*Given problem*: Word for word, transcribe the lines below and drop the pictures.

[Records from a data source]
▬▬▬
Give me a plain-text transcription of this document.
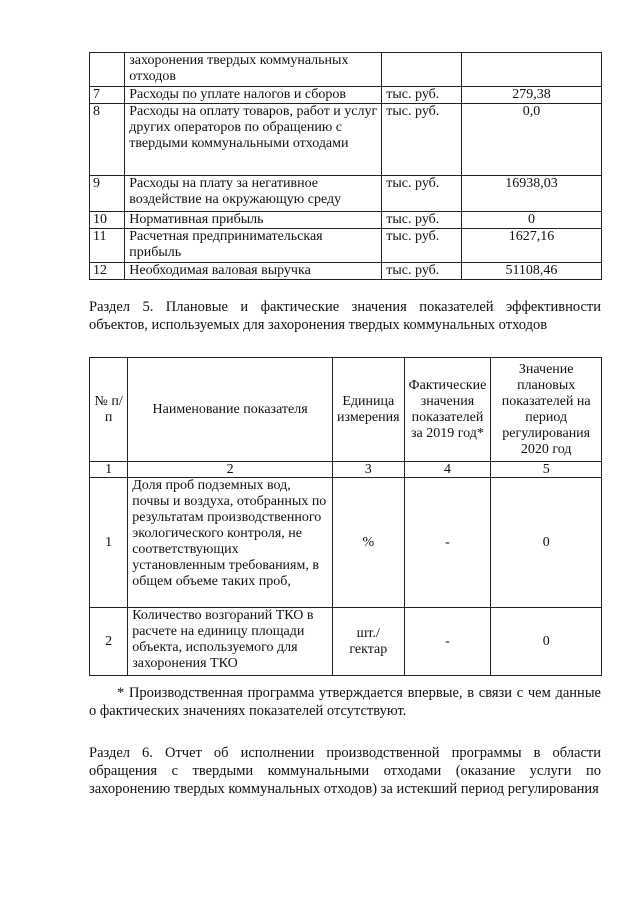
	захоронения твердых коммунальных отходов		
7	Расходы по уплате налогов и сборов	тыс. руб.	279,38
8	Расходы на оплату товаров, работ и услуг других операторов по обращению с твердыми коммунальными отходами	тыс. руб.	0,0
9	Расходы на плату за негативное воздействие на окружающую среду	тыс. руб.	16938,03
10	Нормативная прибыль	тыс. руб.	0
11	Расчетная предпринимательская прибыль	тыс. руб.	1627,16
12	Необходимая валовая выручка	тыс. руб.	51108,46
Раздел 5. Плановые и фактические значения показателей эффективности объектов, используемых для захоронения твердых коммунальных отходов
№ п/п	Наименование показателя	Единица измерения	Фактические значения показателей за 2019 год*	Значение плановых показателей на период регулирования 2020 год
1	2	3	4	5
1	Доля проб подземных вод, почвы и воздуха, отобранных по результатам производственного экологического контроля, не соответствующих установленным требованиям, в общем объеме таких проб,	%	-	0
2	Количество возгораний ТКО в расчете на единицу площади объекта, используемого для захоронения ТКО	шт./ гектар	-	0
* Производственная программа утверждается впервые, в связи с чем данные о фактических значениях показателей отсутствуют.
Раздел 6. Отчет об исполнении производственной программы в области обращения с твердыми коммунальными отходами (оказание услуги по захоронению твердых коммунальных отходов) за истекший период регулирования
▬▬▬
*Answer below*:
Give me a plain-text transcription of this document.
	захоронения твердых коммунальных отходов		
7	Расходы по уплате налогов и сборов	тыс. руб.	279,38
8	Расходы на оплату товаров, работ и услуг других операторов по обращению с твердыми коммунальными отходами	тыс. руб.	0,0
9	Расходы на плату за негативное воздействие на окружающую среду	тыс. руб.	16938,03
10	Нормативная прибыль	тыс. руб.	0
11	Расчетная предпринимательская прибыль	тыс. руб.	1627,16
12	Необходимая валовая выручка	тыс. руб.	51108,46
Раздел 5. Плановые и фактические значения показателей эффективности объектов, используемых для захоронения твердых коммунальных отходов
№ п/п	Наименование показателя	Единица измерения	Фактические значения показателей за 2019 год*	Значение плановых показателей на период регулирования 2020 год
1	2	3	4	5
1	Доля проб подземных вод, почвы и воздуха, отобранных по результатам производственного экологического контроля, не соответствующих установленным требованиям, в общем объеме таких проб,	%	-	0
2	Количество возгораний ТКО в расчете на единицу площади объекта, используемого для захоронения ТКО	шт./ гектар	-	0
* Производственная программа утверждается впервые, в связи с чем данные о фактических значениях показателей отсутствуют.
Раздел 6. Отчет об исполнении производственной программы в области обращения с твердыми коммунальными отходами (оказание услуги по захоронению твердых коммунальных отходов) за истекший период регулирования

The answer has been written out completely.